Without the pictures, copy all the entries below exactly.
***
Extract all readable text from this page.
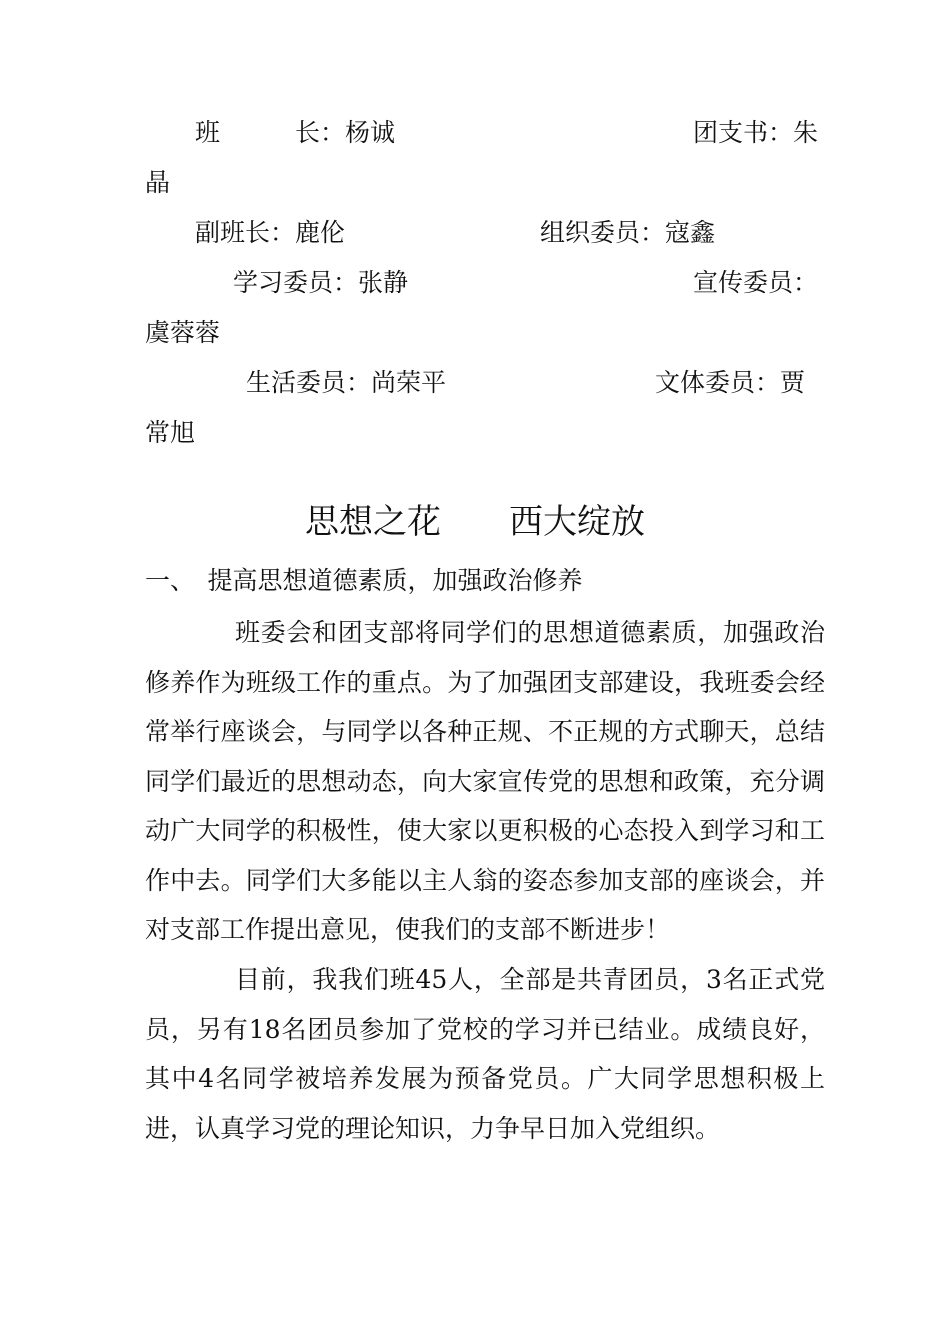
班　　　长：杨诚	团支书：朱
晶
副班长：鹿伦	组织委员：寇鑫
学习委员：张静	宣传委员：
虞蓉蓉
生活委员：尚荣平	文体委员：贾
常旭
思想之花　　西大绽放
一、　提高思想道德素质，加强政治修养
班委会和团支部将同学们的思想道德素质，加强政治修养作为班级工作的重点。为了加强团支部建设，我班委会经常举行座谈会，与同学以各种正规、不正规的方式聊天，总结同学们最近的思想动态，向大家宣传党的思想和政策，充分调动广大同学的积极性，使大家以更积极的心态投入到学习和工作中去。同学们大多能以主人翁的姿态参加支部的座谈会，并对支部工作提出意见，使我们的支部不断进步！
目前，我我们班45人，全部是共青团员，3名正式党员，另有18名团员参加了党校的学习并已结业。成绩良好，其中4名同学被培养发展为预备党员。广大同学思想积极上进，认真学习党的理论知识，力争早日加入党组织。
***
= EXPECTED ANSWER =
Extract all readable text from this page.
班　　　长：杨诚	团支书：朱
晶
副班长：鹿伦	组织委员：寇鑫
学习委员：张静	宣传委员：
虞蓉蓉
生活委员：尚荣平	文体委员：贾
常旭
思想之花　　西大绽放
一、　提高思想道德素质，加强政治修养
班委会和团支部将同学们的思想道德素质，加强政治修养作为班级工作的重点。为了加强团支部建设，我班委会经常举行座谈会，与同学以各种正规、不正规的方式聊天，总结同学们最近的思想动态，向大家宣传党的思想和政策，充分调动广大同学的积极性，使大家以更积极的心态投入到学习和工作中去。同学们大多能以主人翁的姿态参加支部的座谈会，并对支部工作提出意见，使我们的支部不断进步！
目前，我我们班45人，全部是共青团员，3名正式党员，另有18名团员参加了党校的学习并已结业。成绩良好，其中4名同学被培养发展为预备党员。广大同学思想积极上进，认真学习党的理论知识，力争早日加入党组织。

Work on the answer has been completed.